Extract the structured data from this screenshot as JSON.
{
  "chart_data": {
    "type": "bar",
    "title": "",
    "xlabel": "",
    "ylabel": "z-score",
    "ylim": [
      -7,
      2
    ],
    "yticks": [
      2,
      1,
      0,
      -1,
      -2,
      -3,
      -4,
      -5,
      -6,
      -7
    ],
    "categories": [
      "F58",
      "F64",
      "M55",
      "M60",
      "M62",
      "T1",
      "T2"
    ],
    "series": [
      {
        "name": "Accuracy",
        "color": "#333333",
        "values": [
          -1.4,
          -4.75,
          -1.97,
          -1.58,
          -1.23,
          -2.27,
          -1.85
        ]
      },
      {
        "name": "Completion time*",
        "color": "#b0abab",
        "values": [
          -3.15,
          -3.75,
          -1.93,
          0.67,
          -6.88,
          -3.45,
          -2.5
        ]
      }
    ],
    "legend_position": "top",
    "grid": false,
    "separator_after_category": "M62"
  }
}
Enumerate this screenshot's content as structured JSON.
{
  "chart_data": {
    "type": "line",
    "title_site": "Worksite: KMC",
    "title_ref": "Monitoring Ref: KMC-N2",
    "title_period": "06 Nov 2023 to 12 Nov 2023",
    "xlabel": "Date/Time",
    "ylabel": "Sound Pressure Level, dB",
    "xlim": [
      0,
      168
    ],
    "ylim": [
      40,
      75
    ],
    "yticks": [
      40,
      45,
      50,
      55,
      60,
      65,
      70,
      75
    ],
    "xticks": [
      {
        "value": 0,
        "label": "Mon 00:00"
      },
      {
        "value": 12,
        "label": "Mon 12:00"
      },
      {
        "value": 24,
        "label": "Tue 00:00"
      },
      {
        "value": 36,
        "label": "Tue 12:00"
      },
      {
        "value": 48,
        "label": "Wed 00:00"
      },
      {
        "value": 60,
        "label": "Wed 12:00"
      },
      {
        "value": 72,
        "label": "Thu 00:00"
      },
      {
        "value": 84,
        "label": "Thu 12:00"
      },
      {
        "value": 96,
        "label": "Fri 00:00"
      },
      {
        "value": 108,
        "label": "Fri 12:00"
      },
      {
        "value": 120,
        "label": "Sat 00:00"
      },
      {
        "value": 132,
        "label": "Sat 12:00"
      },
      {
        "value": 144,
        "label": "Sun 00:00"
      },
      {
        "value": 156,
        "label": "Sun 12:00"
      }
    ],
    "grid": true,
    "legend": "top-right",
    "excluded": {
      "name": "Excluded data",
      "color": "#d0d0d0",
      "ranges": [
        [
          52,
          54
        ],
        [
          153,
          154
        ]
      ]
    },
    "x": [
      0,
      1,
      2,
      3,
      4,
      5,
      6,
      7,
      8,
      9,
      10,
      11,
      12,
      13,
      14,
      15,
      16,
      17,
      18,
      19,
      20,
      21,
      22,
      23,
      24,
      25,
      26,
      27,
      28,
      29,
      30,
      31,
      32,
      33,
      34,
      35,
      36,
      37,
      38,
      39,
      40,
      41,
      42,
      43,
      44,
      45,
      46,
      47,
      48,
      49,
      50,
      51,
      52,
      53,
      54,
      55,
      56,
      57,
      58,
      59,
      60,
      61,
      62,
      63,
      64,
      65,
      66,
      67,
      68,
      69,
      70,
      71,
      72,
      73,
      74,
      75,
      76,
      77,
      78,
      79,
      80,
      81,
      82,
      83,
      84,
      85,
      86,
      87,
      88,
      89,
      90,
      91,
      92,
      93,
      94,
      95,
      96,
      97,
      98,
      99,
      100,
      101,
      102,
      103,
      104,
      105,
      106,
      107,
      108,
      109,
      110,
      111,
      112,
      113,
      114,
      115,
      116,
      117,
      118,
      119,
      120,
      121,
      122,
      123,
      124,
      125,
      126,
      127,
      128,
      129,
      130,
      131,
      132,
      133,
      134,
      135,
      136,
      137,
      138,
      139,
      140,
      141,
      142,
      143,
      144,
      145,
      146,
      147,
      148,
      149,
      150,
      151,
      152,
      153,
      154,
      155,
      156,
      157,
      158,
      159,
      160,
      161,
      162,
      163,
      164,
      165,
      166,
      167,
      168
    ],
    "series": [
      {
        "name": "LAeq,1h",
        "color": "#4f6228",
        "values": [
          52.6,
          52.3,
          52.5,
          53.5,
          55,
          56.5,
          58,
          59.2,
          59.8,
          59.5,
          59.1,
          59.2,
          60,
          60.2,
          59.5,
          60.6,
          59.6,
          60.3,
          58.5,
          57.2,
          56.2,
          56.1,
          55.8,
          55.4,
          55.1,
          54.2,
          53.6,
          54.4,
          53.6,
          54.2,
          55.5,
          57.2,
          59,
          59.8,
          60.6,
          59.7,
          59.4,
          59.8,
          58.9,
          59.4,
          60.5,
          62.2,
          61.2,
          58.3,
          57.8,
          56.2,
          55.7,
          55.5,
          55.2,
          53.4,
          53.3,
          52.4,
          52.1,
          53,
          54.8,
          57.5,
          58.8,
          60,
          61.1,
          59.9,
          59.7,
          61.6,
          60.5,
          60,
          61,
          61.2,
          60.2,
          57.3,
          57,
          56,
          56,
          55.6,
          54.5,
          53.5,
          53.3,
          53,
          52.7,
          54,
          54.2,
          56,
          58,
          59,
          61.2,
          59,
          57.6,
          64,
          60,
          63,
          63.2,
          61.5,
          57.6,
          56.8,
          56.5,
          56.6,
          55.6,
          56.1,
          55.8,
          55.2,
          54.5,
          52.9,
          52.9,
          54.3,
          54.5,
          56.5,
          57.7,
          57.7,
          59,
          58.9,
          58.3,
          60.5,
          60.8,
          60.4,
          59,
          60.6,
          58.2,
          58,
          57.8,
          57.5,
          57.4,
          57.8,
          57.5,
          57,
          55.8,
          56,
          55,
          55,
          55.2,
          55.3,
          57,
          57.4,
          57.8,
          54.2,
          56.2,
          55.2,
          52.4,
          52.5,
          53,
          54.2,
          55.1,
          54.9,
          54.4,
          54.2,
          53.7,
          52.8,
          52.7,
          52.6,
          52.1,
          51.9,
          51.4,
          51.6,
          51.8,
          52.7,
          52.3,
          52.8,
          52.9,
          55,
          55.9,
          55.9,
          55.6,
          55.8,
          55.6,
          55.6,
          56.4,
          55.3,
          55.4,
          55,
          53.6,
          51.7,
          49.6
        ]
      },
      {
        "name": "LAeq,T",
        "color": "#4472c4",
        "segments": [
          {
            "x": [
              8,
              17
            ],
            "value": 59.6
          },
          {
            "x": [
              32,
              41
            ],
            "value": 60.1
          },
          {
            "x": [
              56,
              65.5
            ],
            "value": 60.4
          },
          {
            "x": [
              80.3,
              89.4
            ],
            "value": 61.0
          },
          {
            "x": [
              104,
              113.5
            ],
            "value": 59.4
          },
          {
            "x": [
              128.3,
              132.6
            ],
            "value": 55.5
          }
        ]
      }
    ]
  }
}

• • • • • • •

> SHORT EXERCISE:
From the entries above, extract every line where the word "ylabel" appears.

> RESPONSE TO THE EXERCISE:
    "ylabel": "z-score",
    "ylabel": "Sound Pressure Level, dB",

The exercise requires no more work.